Prompt:
Look over the lines below. Report each one that includes the string "screenshot".

Figure record extracts
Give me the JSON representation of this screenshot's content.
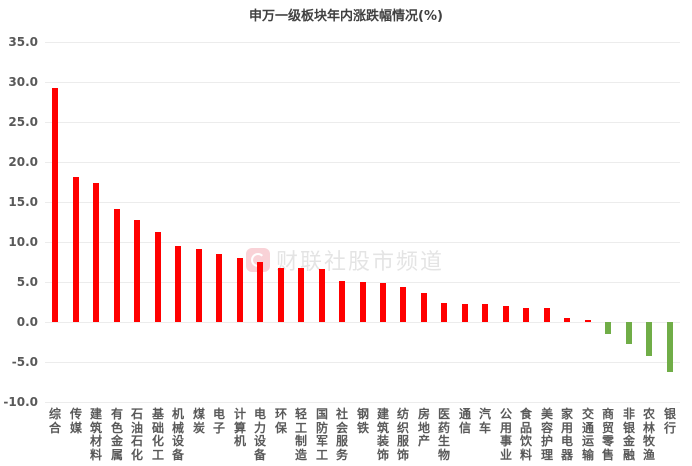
{
  "chart_data": {
    "type": "bar",
    "title": "申万一级板块年内涨跌幅情况(%)",
    "xlabel": "",
    "ylabel": "",
    "ylim": [
      -10,
      35
    ],
    "yticks": [
      "35.0",
      "30.0",
      "25.0",
      "20.0",
      "15.0",
      "10.0",
      "5.0",
      "0.0",
      "-5.0",
      "-10.0"
    ],
    "grid": true,
    "legend": "none",
    "categories": [
      "综合",
      "传媒",
      "建筑材料",
      "有色金属",
      "石油石化",
      "基础化工",
      "机械设备",
      "煤炭",
      "电子",
      "计算机",
      "电力设备",
      "环保",
      "轻工制造",
      "国防军工",
      "社会服务",
      "钢铁",
      "建筑装饰",
      "纺织服饰",
      "房地产",
      "医药生物",
      "通信",
      "汽车",
      "公用事业",
      "食品饮料",
      "美容护理",
      "家用电器",
      "交通运输",
      "商贸零售",
      "非银金融",
      "农林牧渔",
      "银行"
    ],
    "values": [
      29.2,
      18.1,
      17.4,
      14.1,
      12.8,
      11.2,
      9.5,
      9.1,
      8.5,
      8.0,
      7.5,
      6.7,
      6.7,
      6.6,
      5.1,
      5.0,
      4.9,
      4.4,
      3.6,
      2.4,
      2.2,
      2.2,
      2.0,
      1.8,
      1.7,
      0.5,
      0.2,
      -1.5,
      -2.7,
      -4.2,
      -6.3
    ],
    "colors": {
      "positive": "#ff0000",
      "negative": "#70ad47"
    }
  },
  "watermark": {
    "text": "财联社股市频道",
    "logo": "cls-logo-icon"
  }
}
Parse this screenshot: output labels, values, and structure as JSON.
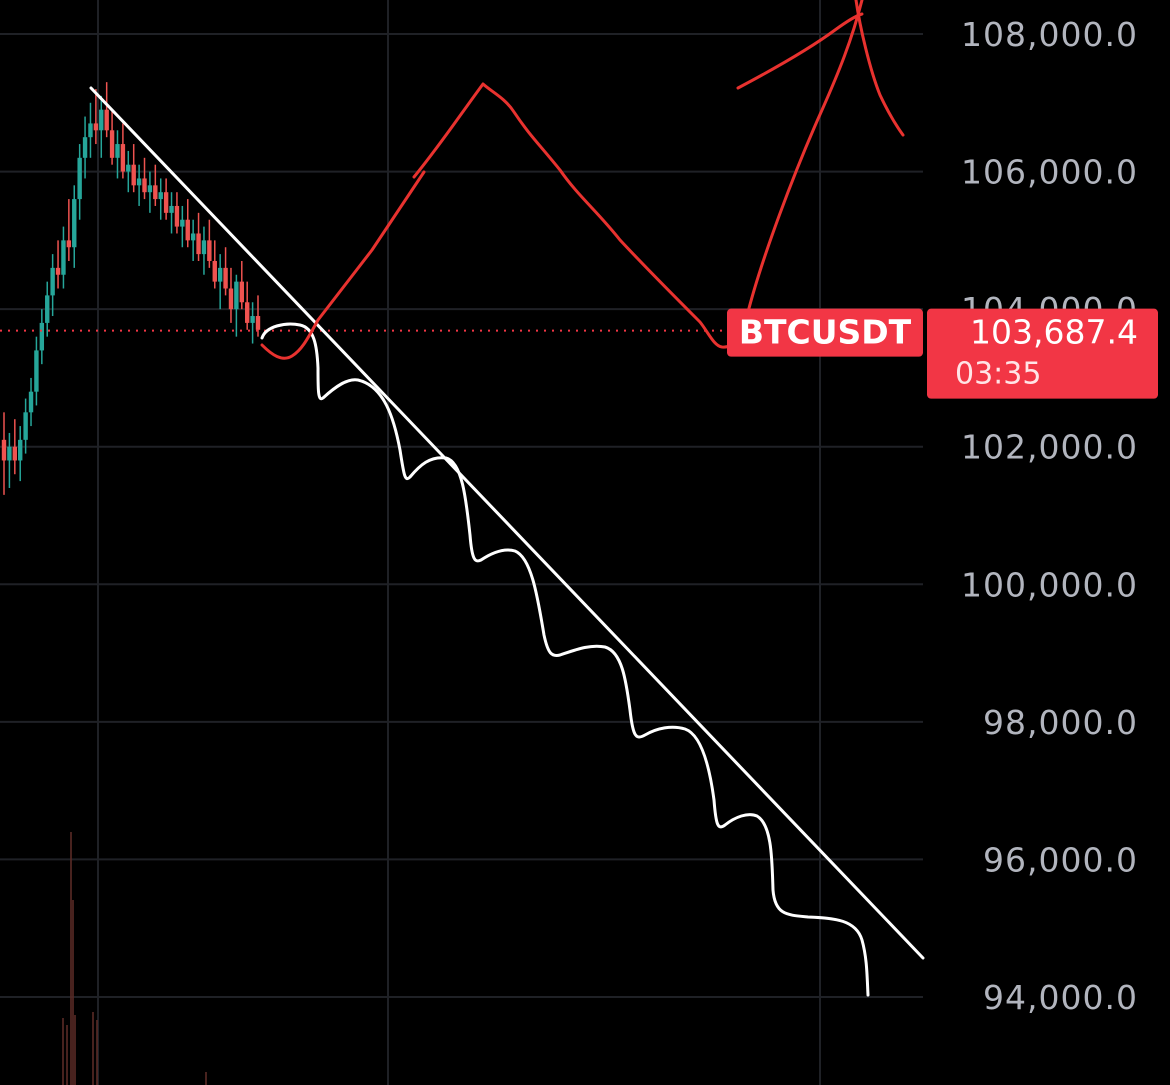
{
  "chart_data": {
    "type": "candlestick",
    "symbol": "BTCUSDT",
    "last_price": "103,687.4",
    "last_price_value": 103687.4,
    "countdown": "03:35",
    "ylim": [
      93600,
      108300
    ],
    "y_ticks": [
      {
        "value": 108000,
        "label": "108,000.0"
      },
      {
        "value": 106000,
        "label": "106,000.0"
      },
      {
        "value": 104000,
        "label": "104,000.0"
      },
      {
        "value": 102000,
        "label": "102,000.0"
      },
      {
        "value": 100000,
        "label": "100,000.0"
      },
      {
        "value": 98000,
        "label": "98,000.0"
      },
      {
        "value": 96000,
        "label": "96,000.0"
      },
      {
        "value": 94000,
        "label": "94,000.0"
      }
    ],
    "grid": true,
    "colors": {
      "background": "#000000",
      "grid": "#1f2126",
      "up": "#26a69a",
      "down": "#ef5350",
      "price_line": "#f23645",
      "symbol_tag": "#f23645",
      "price_tag": "#f23645",
      "annotation_red": "#e8322f",
      "annotation_white": "#ffffff",
      "axis_text": "#b2b5be"
    },
    "candles_note_ohlc_approx": [
      [
        102100,
        102500,
        101300,
        101800
      ],
      [
        101800,
        102200,
        101400,
        102000
      ],
      [
        102000,
        102400,
        101600,
        101800
      ],
      [
        101800,
        102300,
        101500,
        102100
      ],
      [
        102100,
        102700,
        101900,
        102500
      ],
      [
        102500,
        103000,
        102300,
        102800
      ],
      [
        102800,
        103600,
        102600,
        103400
      ],
      [
        103400,
        104000,
        103200,
        103800
      ],
      [
        103800,
        104400,
        103600,
        104200
      ],
      [
        104200,
        104800,
        103900,
        104600
      ],
      [
        104600,
        105000,
        104300,
        104500
      ],
      [
        104500,
        105200,
        104300,
        105000
      ],
      [
        105000,
        105600,
        104700,
        104900
      ],
      [
        104900,
        105800,
        104600,
        105600
      ],
      [
        105600,
        106400,
        105300,
        106200
      ],
      [
        106200,
        106800,
        105900,
        106500
      ],
      [
        106500,
        107000,
        106200,
        106700
      ],
      [
        106700,
        107200,
        106400,
        106600
      ],
      [
        106600,
        107100,
        106200,
        106900
      ],
      [
        106900,
        107300,
        106500,
        106600
      ],
      [
        106600,
        106900,
        106100,
        106200
      ],
      [
        106200,
        106600,
        105900,
        106400
      ],
      [
        106400,
        106700,
        105900,
        106000
      ],
      [
        106000,
        106300,
        105700,
        106100
      ],
      [
        106100,
        106400,
        105700,
        105800
      ],
      [
        105800,
        106100,
        105500,
        105900
      ],
      [
        105900,
        106200,
        105600,
        105700
      ],
      [
        105700,
        106000,
        105400,
        105800
      ],
      [
        105800,
        106100,
        105500,
        105600
      ],
      [
        105600,
        105900,
        105300,
        105700
      ],
      [
        105700,
        105900,
        105300,
        105400
      ],
      [
        105400,
        105700,
        105100,
        105500
      ],
      [
        105500,
        105700,
        105100,
        105200
      ],
      [
        105200,
        105500,
        104900,
        105300
      ],
      [
        105300,
        105600,
        104900,
        105000
      ],
      [
        105000,
        105300,
        104700,
        105100
      ],
      [
        105100,
        105400,
        104700,
        104800
      ],
      [
        104800,
        105200,
        104500,
        105000
      ],
      [
        105000,
        105300,
        104600,
        104700
      ],
      [
        104700,
        105000,
        104300,
        104400
      ],
      [
        104400,
        104800,
        104000,
        104600
      ],
      [
        104600,
        104900,
        104200,
        104300
      ],
      [
        104300,
        104600,
        103800,
        104000
      ],
      [
        104000,
        104500,
        103600,
        104400
      ],
      [
        104400,
        104700,
        104000,
        104100
      ],
      [
        104100,
        104400,
        103700,
        103800
      ],
      [
        103800,
        104100,
        103500,
        103900
      ],
      [
        103900,
        104200,
        103600,
        103700
      ]
    ],
    "volume_note": "faint volume bars at bottom left"
  }
}
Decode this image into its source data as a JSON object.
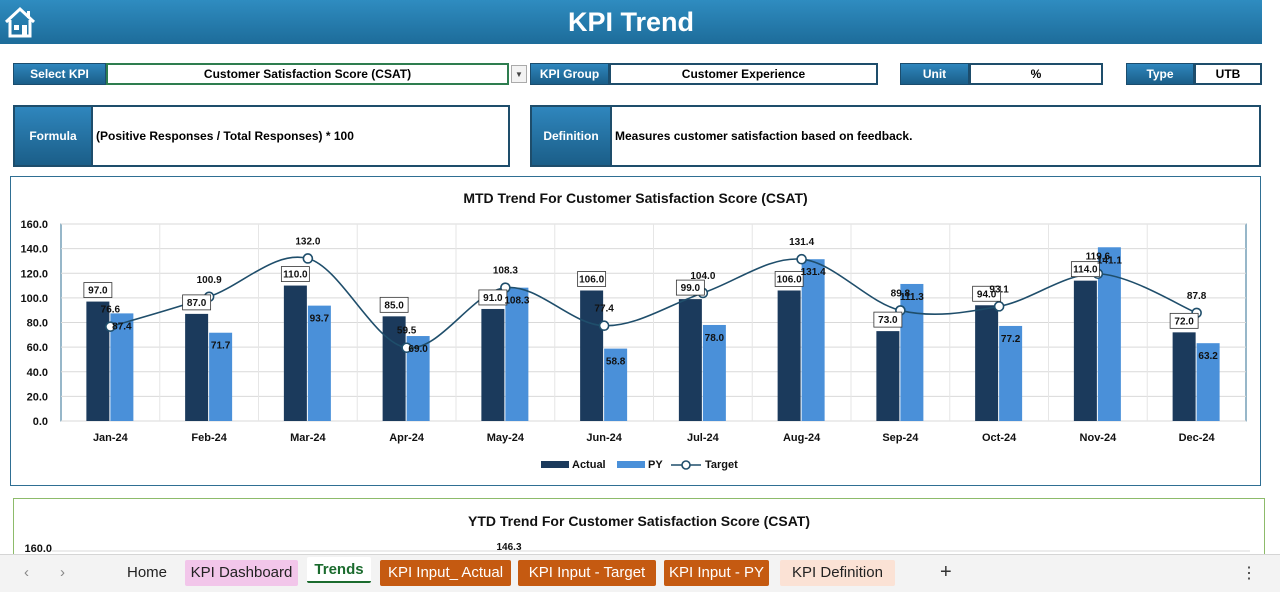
{
  "header": {
    "title": "KPI Trend"
  },
  "fields": {
    "select_kpi_label": "Select KPI",
    "select_kpi_value": "Customer Satisfaction Score (CSAT)",
    "kpi_group_label": "KPI Group",
    "kpi_group_value": "Customer Experience",
    "unit_label": "Unit",
    "unit_value": "%",
    "type_label": "Type",
    "type_value": "UTB"
  },
  "formula": {
    "label": "Formula",
    "text": "(Positive Responses / Total Responses) * 100"
  },
  "definition": {
    "label": "Definition",
    "text": "Measures customer satisfaction based on feedback."
  },
  "mtd_chart": {
    "title": "MTD Trend For Customer Satisfaction Score (CSAT)"
  },
  "ytd_chart": {
    "title": "YTD Trend For Customer Satisfaction Score (CSAT)",
    "visible_ytick": "160.0",
    "visible_label": "146.3"
  },
  "chart_data": {
    "type": "bar",
    "title": "MTD Trend For Customer Satisfaction Score (CSAT)",
    "categories": [
      "Jan-24",
      "Feb-24",
      "Mar-24",
      "Apr-24",
      "May-24",
      "Jun-24",
      "Jul-24",
      "Aug-24",
      "Sep-24",
      "Oct-24",
      "Nov-24",
      "Dec-24"
    ],
    "series": [
      {
        "name": "Actual",
        "type": "bar",
        "color": "#1b3a5c",
        "values": [
          97.0,
          87.0,
          110.0,
          85.0,
          91.0,
          106.0,
          99.0,
          106.0,
          73.0,
          94.0,
          114.0,
          72.0
        ]
      },
      {
        "name": "PY",
        "type": "bar",
        "color": "#4a90d9",
        "values": [
          87.4,
          71.7,
          93.7,
          69.0,
          108.3,
          58.8,
          78.0,
          131.4,
          111.3,
          77.2,
          141.1,
          63.2
        ]
      },
      {
        "name": "Target",
        "type": "line",
        "color": "#1f4e6b",
        "values": [
          76.6,
          100.9,
          132.0,
          59.5,
          108.3,
          77.4,
          104.0,
          131.4,
          89.8,
          93.1,
          119.6,
          87.8
        ]
      }
    ],
    "ylim": [
      0,
      160
    ],
    "yticks": [
      "0.0",
      "20.0",
      "40.0",
      "60.0",
      "80.0",
      "100.0",
      "120.0",
      "140.0",
      "160.0"
    ],
    "legend": "bottom"
  },
  "tabs": {
    "items": [
      {
        "label": "Home",
        "bg": "#f3f3f3",
        "fg": "#222222"
      },
      {
        "label": "KPI Dashboard",
        "bg": "#f2c6ea",
        "fg": "#222222"
      },
      {
        "label": "Trends",
        "bg": "#ffffff",
        "fg": "#1b6b2e",
        "active": true
      },
      {
        "label": "KPI Input_ Actual",
        "bg": "#c55a11",
        "fg": "#ffffff"
      },
      {
        "label": "KPI Input - Target",
        "bg": "#c55a11",
        "fg": "#ffffff"
      },
      {
        "label": "KPI Input - PY",
        "bg": "#c55a11",
        "fg": "#ffffff"
      },
      {
        "label": "KPI Definition",
        "bg": "#fbe2d5",
        "fg": "#222222"
      }
    ],
    "add_label": "+",
    "more_label": "⋮"
  }
}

Solved exercise:
Give me the JSON representation of this screenshot's content.
Parse this screenshot: output labels, values, and structure as JSON.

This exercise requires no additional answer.